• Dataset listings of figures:
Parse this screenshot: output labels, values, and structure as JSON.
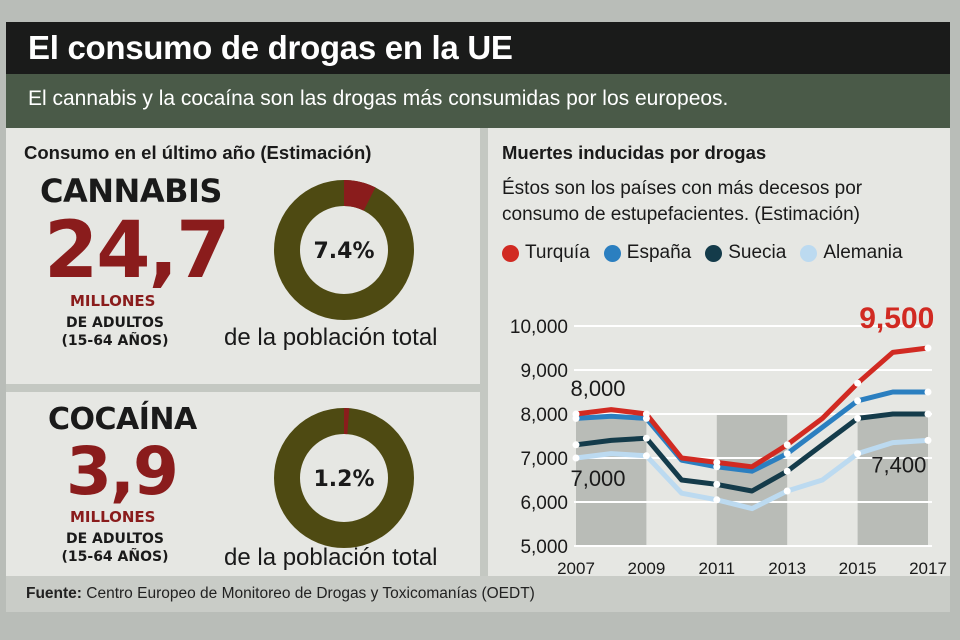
{
  "header": {
    "title": "El consumo de drogas en la UE",
    "subtitle": "El cannabis y la cocaína son las drogas más consumidas por los europeos."
  },
  "consumption": {
    "section_title": "Consumo en el último año (Estimación)",
    "cannabis": {
      "name": "CANNABIS",
      "value": "24,7",
      "unit": "MILLONES",
      "adults_line1": "DE ADULTOS",
      "adults_line2": "(15-64 AÑOS)",
      "percent": 7.4,
      "percent_label": "7.4%",
      "pop_text": "de la población total"
    },
    "cocaine": {
      "name": "COCAÍNA",
      "value": "3,9",
      "unit": "MILLONES",
      "adults_line1": "DE ADULTOS",
      "adults_line2": "(15-64 AÑOS)",
      "percent": 1.2,
      "percent_label": "1.2%",
      "pop_text": "de la población total"
    },
    "colors": {
      "ring": "#4e4a12",
      "slice": "#8a1c1c"
    }
  },
  "chart_data": {
    "type": "line",
    "title": "Muertes inducidas por drogas",
    "subtitle": "Éstos son los países con más decesos por consumo de estupefacientes. (Estimación)",
    "x": [
      2007,
      2008,
      2009,
      2010,
      2011,
      2012,
      2013,
      2014,
      2015,
      2016,
      2017
    ],
    "x_tick_labels": [
      "2007",
      "2009",
      "2011",
      "2013",
      "2015",
      "2017"
    ],
    "y_tick_labels": [
      "10,000",
      "9,000",
      "8,000",
      "7,000",
      "6,000",
      "5,000"
    ],
    "ylim": [
      5000,
      10000
    ],
    "series": [
      {
        "name": "Turquía",
        "color": "#d12a22",
        "values": [
          8000,
          8100,
          8000,
          7000,
          6900,
          6800,
          7300,
          7900,
          8700,
          9400,
          9500
        ]
      },
      {
        "name": "España",
        "color": "#2b7fc0",
        "values": [
          7900,
          7950,
          7900,
          6950,
          6800,
          6700,
          7100,
          7700,
          8300,
          8500,
          8500
        ]
      },
      {
        "name": "Suecia",
        "color": "#143b4a",
        "values": [
          7300,
          7400,
          7450,
          6500,
          6400,
          6250,
          6700,
          7300,
          7900,
          8000,
          8000
        ]
      },
      {
        "name": "Alemania",
        "color": "#bcdaf0",
        "values": [
          7000,
          7100,
          7050,
          6200,
          6050,
          5850,
          6250,
          6500,
          7100,
          7350,
          7400
        ]
      }
    ],
    "annotations": [
      {
        "label": "8,000",
        "value": 8000
      },
      {
        "label": "7,000",
        "value": 7000
      },
      {
        "label": "9,500",
        "value": 9500
      },
      {
        "label": "7,400",
        "value": 7400
      }
    ],
    "colors": {
      "grid": "#ffffff",
      "band": "#b9bcb7",
      "axis_text": "#1a1a1a"
    }
  },
  "footer": {
    "source_label": "Fuente:",
    "source_text": "Centro Europeo de Monitoreo de Drogas y Toxicomanías (OEDT)"
  }
}
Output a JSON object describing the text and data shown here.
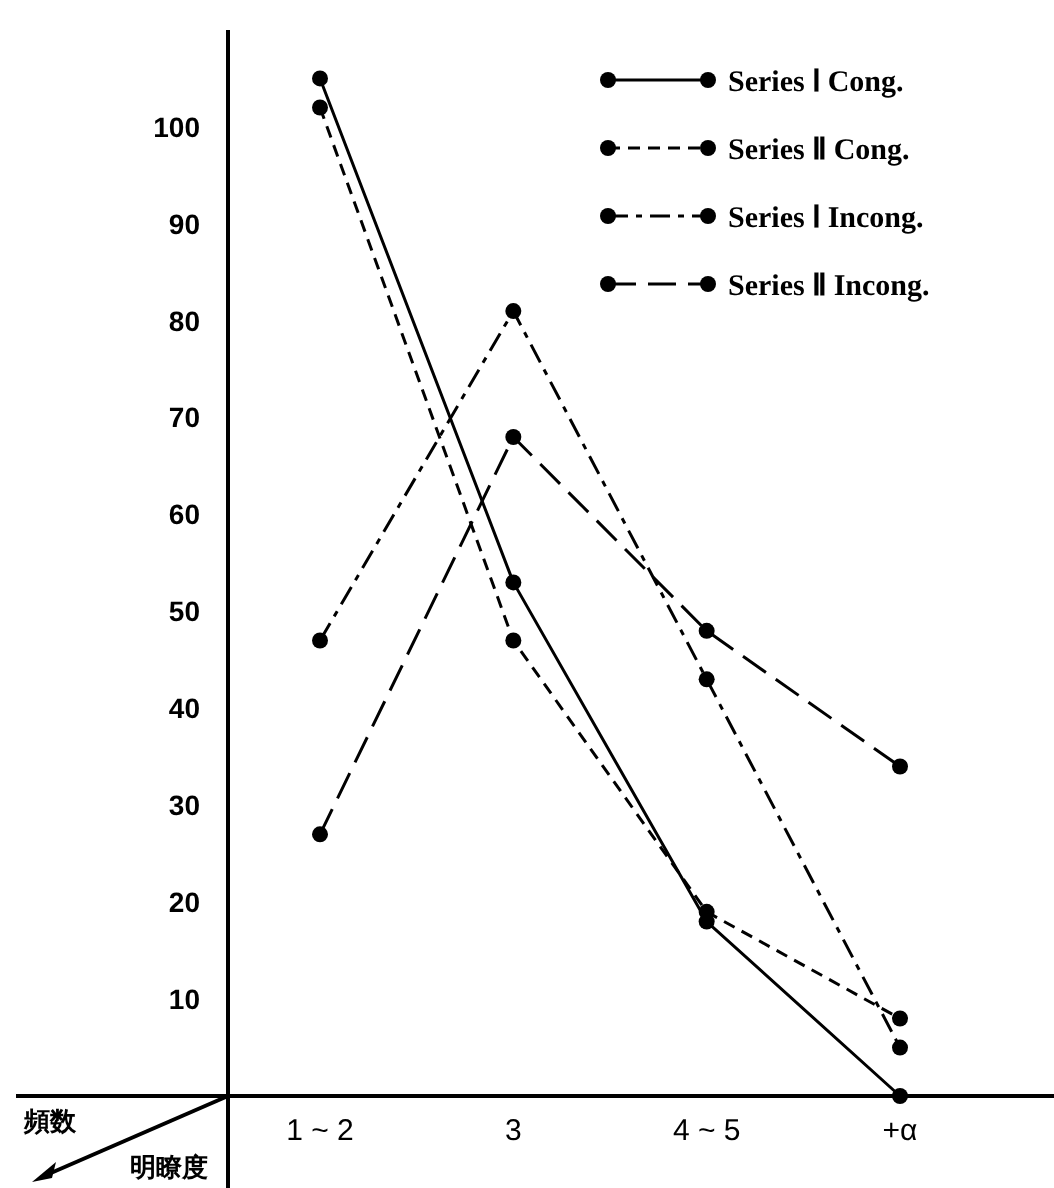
{
  "chart_data": {
    "type": "line",
    "xlabel": "明瞭度",
    "ylabel": "頻数",
    "categories": [
      "1 ~ 2",
      "3",
      "4 ~ 5",
      "+α"
    ],
    "ylim": [
      0,
      110
    ],
    "yticks": [
      10,
      20,
      30,
      40,
      50,
      60,
      70,
      80,
      90,
      100
    ],
    "grid": false,
    "legend": "top right",
    "marker": "circle",
    "series": [
      {
        "name": "Series Ⅰ Cong.",
        "color": "#000000",
        "line_style": "solid",
        "values": [
          105,
          53,
          18,
          0
        ]
      },
      {
        "name": "Series Ⅱ Cong.",
        "color": "#000000",
        "line_style": "dashed",
        "values": [
          102,
          47,
          19,
          8
        ]
      },
      {
        "name": "Series Ⅰ Incong.",
        "color": "#000000",
        "line_style": "dashdot",
        "values": [
          47,
          81,
          43,
          5
        ]
      },
      {
        "name": "Series Ⅱ Incong.",
        "color": "#000000",
        "line_style": "longdash",
        "values": [
          27,
          68,
          48,
          34
        ]
      }
    ]
  }
}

• SHORT TASK: Write the listing above out again exactly, dropping each image.

• COMPLETE OUTPUT:
Parse this screenshot: output labels, values, and structure as JSON.
{
  "header": {
    "title": "El consumo de drogas en la UE",
    "subtitle": "El cannabis y la cocaína son las drogas más consumidas por los europeos."
  },
  "consumption": {
    "section_title": "Consumo en el último año (Estimación)",
    "cannabis": {
      "name": "CANNABIS",
      "value": "24,7",
      "unit": "MILLONES",
      "adults_line1": "DE ADULTOS",
      "adults_line2": "(15-64 AÑOS)",
      "percent": 7.4,
      "percent_label": "7.4%",
      "pop_text": "de la población total"
    },
    "cocaine": {
      "name": "COCAÍNA",
      "value": "3,9",
      "unit": "MILLONES",
      "adults_line1": "DE ADULTOS",
      "adults_line2": "(15-64 AÑOS)",
      "percent": 1.2,
      "percent_label": "1.2%",
      "pop_text": "de la población total"
    },
    "colors": {
      "ring": "#4e4a12",
      "slice": "#8a1c1c"
    }
  },
  "chart_data": {
    "type": "line",
    "title": "Muertes inducidas por drogas",
    "subtitle": "Éstos son los países con más decesos por consumo de estupefacientes. (Estimación)",
    "x": [
      2007,
      2008,
      2009,
      2010,
      2011,
      2012,
      2013,
      2014,
      2015,
      2016,
      2017
    ],
    "x_tick_labels": [
      "2007",
      "2009",
      "2011",
      "2013",
      "2015",
      "2017"
    ],
    "y_tick_labels": [
      "10,000",
      "9,000",
      "8,000",
      "7,000",
      "6,000",
      "5,000"
    ],
    "ylim": [
      5000,
      10000
    ],
    "series": [
      {
        "name": "Turquía",
        "color": "#d12a22",
        "values": [
          8000,
          8100,
          8000,
          7000,
          6900,
          6800,
          7300,
          7900,
          8700,
          9400,
          9500
        ]
      },
      {
        "name": "España",
        "color": "#2b7fc0",
        "values": [
          7900,
          7950,
          7900,
          6950,
          6800,
          6700,
          7100,
          7700,
          8300,
          8500,
          8500
        ]
      },
      {
        "name": "Suecia",
        "color": "#143b4a",
        "values": [
          7300,
          7400,
          7450,
          6500,
          6400,
          6250,
          6700,
          7300,
          7900,
          8000,
          8000
        ]
      },
      {
        "name": "Alemania",
        "color": "#bcdaf0",
        "values": [
          7000,
          7100,
          7050,
          6200,
          6050,
          5850,
          6250,
          6500,
          7100,
          7350,
          7400
        ]
      }
    ],
    "annotations": [
      {
        "label": "8,000",
        "value": 8000
      },
      {
        "label": "7,000",
        "value": 7000
      },
      {
        "label": "9,500",
        "value": 9500
      },
      {
        "label": "7,400",
        "value": 7400
      }
    ],
    "colors": {
      "grid": "#ffffff",
      "band": "#b9bcb7",
      "axis_text": "#1a1a1a"
    }
  },
  "footer": {
    "source_label": "Fuente:",
    "source_text": "Centro Europeo de Monitoreo de Drogas y Toxicomanías (OEDT)"
  }
}
Output a JSON object describing the text and data shown here.
{
  "chart_data": {
    "type": "line",
    "xlabel": "明瞭度",
    "ylabel": "頻数",
    "categories": [
      "1 ~ 2",
      "3",
      "4 ~ 5",
      "+α"
    ],
    "ylim": [
      0,
      110
    ],
    "yticks": [
      10,
      20,
      30,
      40,
      50,
      60,
      70,
      80,
      90,
      100
    ],
    "grid": false,
    "legend": "top right",
    "marker": "circle",
    "series": [
      {
        "name": "Series Ⅰ Cong.",
        "color": "#000000",
        "line_style": "solid",
        "values": [
          105,
          53,
          18,
          0
        ]
      },
      {
        "name": "Series Ⅱ Cong.",
        "color": "#000000",
        "line_style": "dashed",
        "values": [
          102,
          47,
          19,
          8
        ]
      },
      {
        "name": "Series Ⅰ Incong.",
        "color": "#000000",
        "line_style": "dashdot",
        "values": [
          47,
          81,
          43,
          5
        ]
      },
      {
        "name": "Series Ⅱ Incong.",
        "color": "#000000",
        "line_style": "longdash",
        "values": [
          27,
          68,
          48,
          34
        ]
      }
    ]
  }
}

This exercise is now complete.